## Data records
__________________________________________________
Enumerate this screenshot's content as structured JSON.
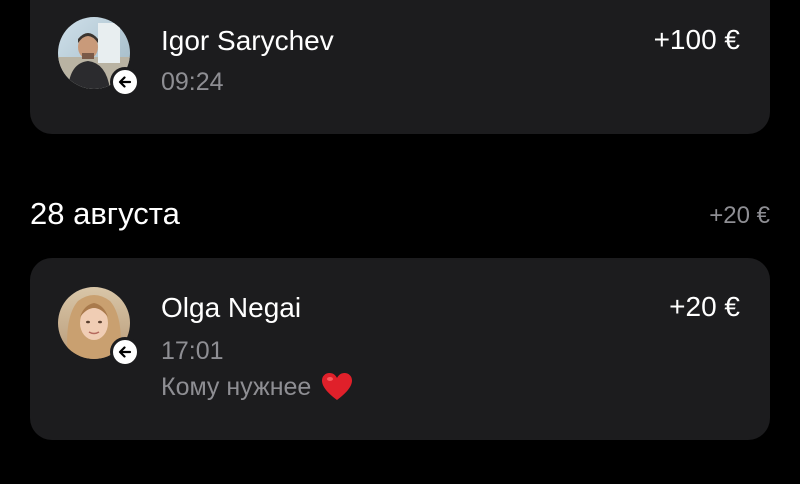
{
  "transactions_top": {
    "name": "Igor Sarychev",
    "time": "09:24",
    "amount": "+100 €",
    "direction_icon": "arrow-left-icon"
  },
  "section": {
    "date": "28 августа",
    "total": "+20 €"
  },
  "transactions_bottom": {
    "name": "Olga Negai",
    "time": "17:01",
    "comment": "Кому нужнее",
    "comment_emoji": "heart-icon",
    "amount": "+20 €",
    "direction_icon": "arrow-left-icon"
  },
  "colors": {
    "background": "#000000",
    "card": "#1c1c1e",
    "primary_text": "#ffffff",
    "secondary_text": "#8e8e93",
    "heart": "#e0202a"
  }
}
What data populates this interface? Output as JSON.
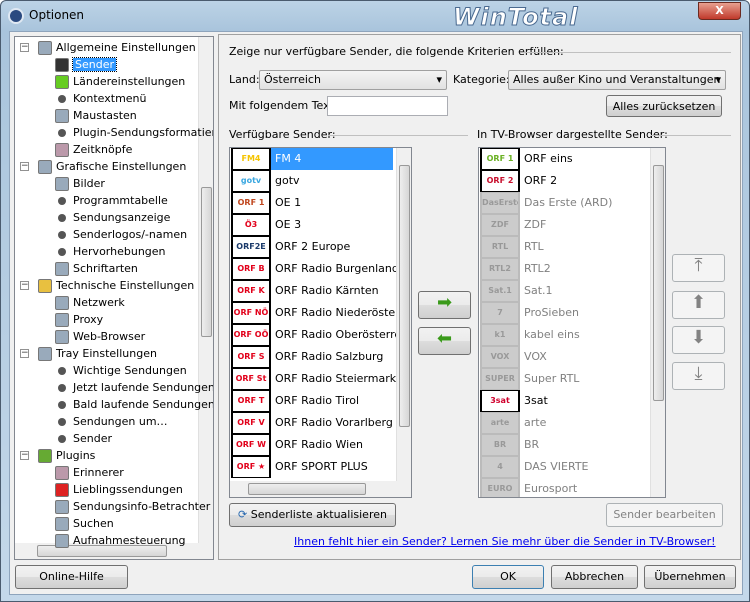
{
  "window": {
    "title": "Optionen",
    "brand_logo": "WinTotal",
    "close_label": "X"
  },
  "tree": {
    "items": [
      {
        "label": "Allgemeine Einstellungen",
        "level": 0,
        "icon": "tools-icon"
      },
      {
        "label": "Sender",
        "level": 1,
        "icon": "remote-icon",
        "selected": true
      },
      {
        "label": "Ländereinstellungen",
        "level": 1,
        "icon": "flag-icon"
      },
      {
        "label": "Kontextmenü",
        "level": 1,
        "icon": "bullet"
      },
      {
        "label": "Maustasten",
        "level": 1,
        "icon": "mouse-icon"
      },
      {
        "label": "Plugin-Sendungsformatierung",
        "level": 1,
        "icon": "bullet"
      },
      {
        "label": "Zeitknöpfe",
        "level": 1,
        "icon": "clock-icon"
      },
      {
        "label": "Grafische Einstellungen",
        "level": 0,
        "icon": "monitor-icon"
      },
      {
        "label": "Bilder",
        "level": 1,
        "icon": "picture-icon"
      },
      {
        "label": "Programmtabelle",
        "level": 1,
        "icon": "bullet"
      },
      {
        "label": "Sendungsanzeige",
        "level": 1,
        "icon": "bullet"
      },
      {
        "label": "Senderlogos/-namen",
        "level": 1,
        "icon": "bullet"
      },
      {
        "label": "Hervorhebungen",
        "level": 1,
        "icon": "bullet"
      },
      {
        "label": "Schriftarten",
        "level": 1,
        "icon": "font-icon"
      },
      {
        "label": "Technische Einstellungen",
        "level": 0,
        "icon": "folder-icon"
      },
      {
        "label": "Netzwerk",
        "level": 1,
        "icon": "network-icon"
      },
      {
        "label": "Proxy",
        "level": 1,
        "icon": "proxy-icon"
      },
      {
        "label": "Web-Browser",
        "level": 1,
        "icon": "globe-icon"
      },
      {
        "label": "Tray Einstellungen",
        "level": 0,
        "icon": "tools-icon"
      },
      {
        "label": "Wichtige Sendungen",
        "level": 1,
        "icon": "bullet"
      },
      {
        "label": "Jetzt laufende Sendungen",
        "level": 1,
        "icon": "bullet"
      },
      {
        "label": "Bald laufende Sendungen",
        "level": 1,
        "icon": "bullet"
      },
      {
        "label": "Sendungen um…",
        "level": 1,
        "icon": "bullet"
      },
      {
        "label": "Sender",
        "level": 1,
        "icon": "bullet"
      },
      {
        "label": "Plugins",
        "level": 0,
        "icon": "puzzle-icon"
      },
      {
        "label": "Erinnerer",
        "level": 1,
        "icon": "clock-icon"
      },
      {
        "label": "Lieblingssendungen",
        "level": 1,
        "icon": "heart-icon"
      },
      {
        "label": "Sendungsinfo-Betrachter",
        "level": 1,
        "icon": "magnifier-icon"
      },
      {
        "label": "Suchen",
        "level": 1,
        "icon": "search-icon"
      },
      {
        "label": "Aufnahmesteuerung",
        "level": 1,
        "icon": "record-icon"
      }
    ]
  },
  "filter": {
    "heading": "Zeige nur verfügbare Sender, die folgende Kriterien erfüllen:",
    "land_label": "Land:",
    "land_value": "Österreich",
    "kategorie_label": "Kategorie:",
    "kategorie_value": "Alles außer Kino und Veranstaltungen",
    "text_label": "Mit folgendem Text:",
    "text_value": "",
    "text_placeholder": "",
    "reset_label": "Alles zurücksetzen"
  },
  "available": {
    "heading": "Verfügbare Sender:",
    "items": [
      {
        "name": "FM 4",
        "logo": "FM4",
        "color": "#f5c400",
        "selected": true
      },
      {
        "name": "gotv",
        "logo": "gotv",
        "color": "#3aa7e0"
      },
      {
        "name": "OE 1",
        "logo": "ORF 1",
        "color": "#c0461d"
      },
      {
        "name": "OE 3",
        "logo": "Ö3",
        "color": "#e2001a"
      },
      {
        "name": "ORF 2 Europe",
        "logo": "ORF2E",
        "color": "#1a3a6a"
      },
      {
        "name": "ORF Radio Burgenland",
        "logo": "ORF B",
        "color": "#e2001a"
      },
      {
        "name": "ORF Radio Kärnten",
        "logo": "ORF K",
        "color": "#e2001a"
      },
      {
        "name": "ORF Radio Niederösterreich",
        "logo": "ORF NÖ",
        "color": "#e2001a"
      },
      {
        "name": "ORF Radio Oberösterreich",
        "logo": "ORF OÖ",
        "color": "#e2001a"
      },
      {
        "name": "ORF Radio Salzburg",
        "logo": "ORF S",
        "color": "#e2001a"
      },
      {
        "name": "ORF Radio Steiermark",
        "logo": "ORF St",
        "color": "#e2001a"
      },
      {
        "name": "ORF Radio Tirol",
        "logo": "ORF T",
        "color": "#e2001a"
      },
      {
        "name": "ORF Radio Vorarlberg",
        "logo": "ORF V",
        "color": "#e2001a"
      },
      {
        "name": "ORF Radio Wien",
        "logo": "ORF W",
        "color": "#e2001a"
      },
      {
        "name": "ORF SPORT PLUS",
        "logo": "ORF ★",
        "color": "#e2001a"
      }
    ],
    "refresh_label": "Senderliste aktualisieren"
  },
  "shown": {
    "heading": "In TV-Browser dargestellte Sender:",
    "items": [
      {
        "name": "ORF eins",
        "logo": "ORF 1",
        "color": "#6ab023",
        "available": true
      },
      {
        "name": "ORF 2",
        "logo": "ORF 2",
        "color": "#c8102e",
        "available": true
      },
      {
        "name": "Das Erste (ARD)",
        "logo": "DasErste",
        "available": false
      },
      {
        "name": "ZDF",
        "logo": "ZDF",
        "available": false
      },
      {
        "name": "RTL",
        "logo": "RTL",
        "available": false
      },
      {
        "name": "RTL2",
        "logo": "RTL2",
        "available": false
      },
      {
        "name": "Sat.1",
        "logo": "Sat.1",
        "available": false
      },
      {
        "name": "ProSieben",
        "logo": "7",
        "available": false
      },
      {
        "name": "kabel eins",
        "logo": "k1",
        "available": false
      },
      {
        "name": "VOX",
        "logo": "VOX",
        "available": false
      },
      {
        "name": "Super RTL",
        "logo": "SUPER",
        "available": false
      },
      {
        "name": "3sat",
        "logo": "3sat",
        "color": "#d0002d",
        "available": true
      },
      {
        "name": "arte",
        "logo": "arte",
        "available": false
      },
      {
        "name": "BR",
        "logo": "BR",
        "available": false
      },
      {
        "name": "DAS VIERTE",
        "logo": "4",
        "available": false
      },
      {
        "name": "Eurosport",
        "logo": "EURO",
        "available": false
      }
    ],
    "edit_label": "Sender bearbeiten"
  },
  "help_link": "Ihnen fehlt hier ein Sender? Lernen Sie mehr über die Sender in TV-Browser!",
  "footer": {
    "help": "Online-Hilfe",
    "ok": "OK",
    "cancel": "Abbrechen",
    "apply": "Übernehmen"
  }
}
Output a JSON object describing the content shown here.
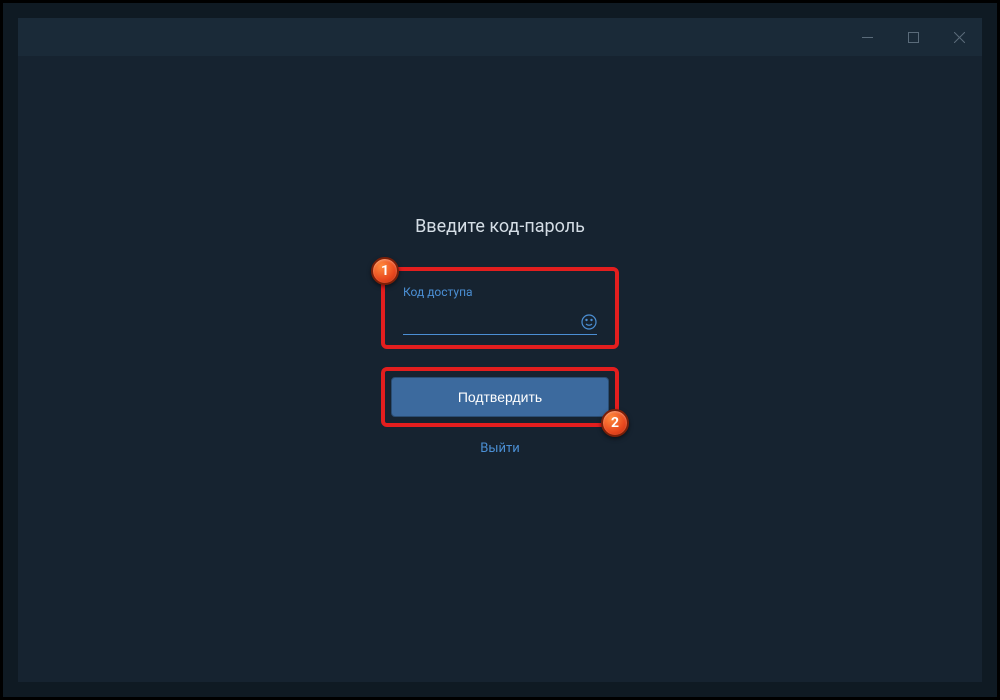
__________________________________________________
## EXERCISE AIM
Go through the preceding material and copy each line that has the word "heading".

## SOLUTION TO THE PROBLEM
    "heading": "Zeige nur verfügbare Sender, die folgende Kriterien erfüllen:",
    "heading": "Verfügbare Sender:",
    "heading": "In TV-Browser dargestellte Sender:",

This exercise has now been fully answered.